Stated goal:
Read the listing below and copy out every line that holds "object".

Data excerpts:
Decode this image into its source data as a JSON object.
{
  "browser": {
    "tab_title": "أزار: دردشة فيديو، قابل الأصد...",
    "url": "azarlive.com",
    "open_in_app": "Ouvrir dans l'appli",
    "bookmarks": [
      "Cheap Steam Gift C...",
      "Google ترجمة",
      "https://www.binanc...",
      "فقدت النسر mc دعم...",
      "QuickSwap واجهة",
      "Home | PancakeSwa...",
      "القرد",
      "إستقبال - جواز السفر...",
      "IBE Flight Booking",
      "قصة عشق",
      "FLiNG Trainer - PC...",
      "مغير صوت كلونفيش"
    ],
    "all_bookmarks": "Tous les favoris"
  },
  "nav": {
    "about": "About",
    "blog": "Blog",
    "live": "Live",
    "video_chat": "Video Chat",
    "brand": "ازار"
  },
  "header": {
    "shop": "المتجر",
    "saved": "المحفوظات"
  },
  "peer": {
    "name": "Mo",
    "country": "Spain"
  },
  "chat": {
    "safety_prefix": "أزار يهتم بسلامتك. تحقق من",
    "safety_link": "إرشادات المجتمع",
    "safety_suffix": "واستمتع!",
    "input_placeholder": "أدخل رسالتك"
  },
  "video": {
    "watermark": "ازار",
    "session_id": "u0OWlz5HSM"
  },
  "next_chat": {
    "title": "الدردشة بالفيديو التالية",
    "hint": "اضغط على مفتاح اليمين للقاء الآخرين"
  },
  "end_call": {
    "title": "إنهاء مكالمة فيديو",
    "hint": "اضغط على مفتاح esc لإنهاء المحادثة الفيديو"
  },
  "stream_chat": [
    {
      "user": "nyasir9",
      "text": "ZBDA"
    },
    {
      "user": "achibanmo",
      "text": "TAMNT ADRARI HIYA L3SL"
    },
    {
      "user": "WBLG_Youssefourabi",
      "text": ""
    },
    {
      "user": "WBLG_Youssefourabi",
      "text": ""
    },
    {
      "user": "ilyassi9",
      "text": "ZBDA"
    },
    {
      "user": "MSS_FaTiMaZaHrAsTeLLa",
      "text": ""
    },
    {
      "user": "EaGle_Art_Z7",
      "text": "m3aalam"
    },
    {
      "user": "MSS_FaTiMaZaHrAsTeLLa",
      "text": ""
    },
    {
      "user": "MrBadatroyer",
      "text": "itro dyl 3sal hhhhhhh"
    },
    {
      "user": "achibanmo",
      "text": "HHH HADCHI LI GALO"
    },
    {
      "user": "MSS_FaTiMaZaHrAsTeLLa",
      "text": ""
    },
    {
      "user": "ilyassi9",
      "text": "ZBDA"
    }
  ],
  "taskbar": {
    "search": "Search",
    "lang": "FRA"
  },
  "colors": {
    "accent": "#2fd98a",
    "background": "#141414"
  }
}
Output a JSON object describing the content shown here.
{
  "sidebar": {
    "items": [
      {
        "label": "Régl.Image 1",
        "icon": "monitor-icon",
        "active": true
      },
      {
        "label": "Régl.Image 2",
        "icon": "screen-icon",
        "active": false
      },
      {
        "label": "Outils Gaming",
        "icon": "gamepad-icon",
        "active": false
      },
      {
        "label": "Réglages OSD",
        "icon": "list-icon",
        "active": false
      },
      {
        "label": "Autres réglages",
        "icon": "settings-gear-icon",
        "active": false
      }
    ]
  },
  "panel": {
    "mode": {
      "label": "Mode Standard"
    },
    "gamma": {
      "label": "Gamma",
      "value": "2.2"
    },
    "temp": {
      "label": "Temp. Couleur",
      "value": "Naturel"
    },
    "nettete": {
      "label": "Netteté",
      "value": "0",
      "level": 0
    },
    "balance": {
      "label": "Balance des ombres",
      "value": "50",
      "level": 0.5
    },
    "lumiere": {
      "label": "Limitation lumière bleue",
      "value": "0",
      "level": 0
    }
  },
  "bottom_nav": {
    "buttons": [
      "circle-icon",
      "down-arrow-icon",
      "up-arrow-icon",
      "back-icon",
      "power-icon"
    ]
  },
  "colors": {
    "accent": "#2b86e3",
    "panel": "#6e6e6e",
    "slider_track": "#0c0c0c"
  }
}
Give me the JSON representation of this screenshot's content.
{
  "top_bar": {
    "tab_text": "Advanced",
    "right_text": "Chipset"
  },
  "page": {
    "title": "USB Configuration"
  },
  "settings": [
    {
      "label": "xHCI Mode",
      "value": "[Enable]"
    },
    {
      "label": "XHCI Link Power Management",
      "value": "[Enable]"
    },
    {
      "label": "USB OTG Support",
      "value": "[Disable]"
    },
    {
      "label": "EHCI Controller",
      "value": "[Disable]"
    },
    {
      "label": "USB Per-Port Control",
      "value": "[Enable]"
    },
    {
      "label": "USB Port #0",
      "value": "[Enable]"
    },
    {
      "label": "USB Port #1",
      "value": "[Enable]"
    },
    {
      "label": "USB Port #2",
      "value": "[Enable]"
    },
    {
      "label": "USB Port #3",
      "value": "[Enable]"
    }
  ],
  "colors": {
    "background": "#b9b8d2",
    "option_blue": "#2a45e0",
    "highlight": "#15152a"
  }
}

Solution to this task:
Decode this image into its source data as a JSON object.
Output a JSON object describing the content shown here.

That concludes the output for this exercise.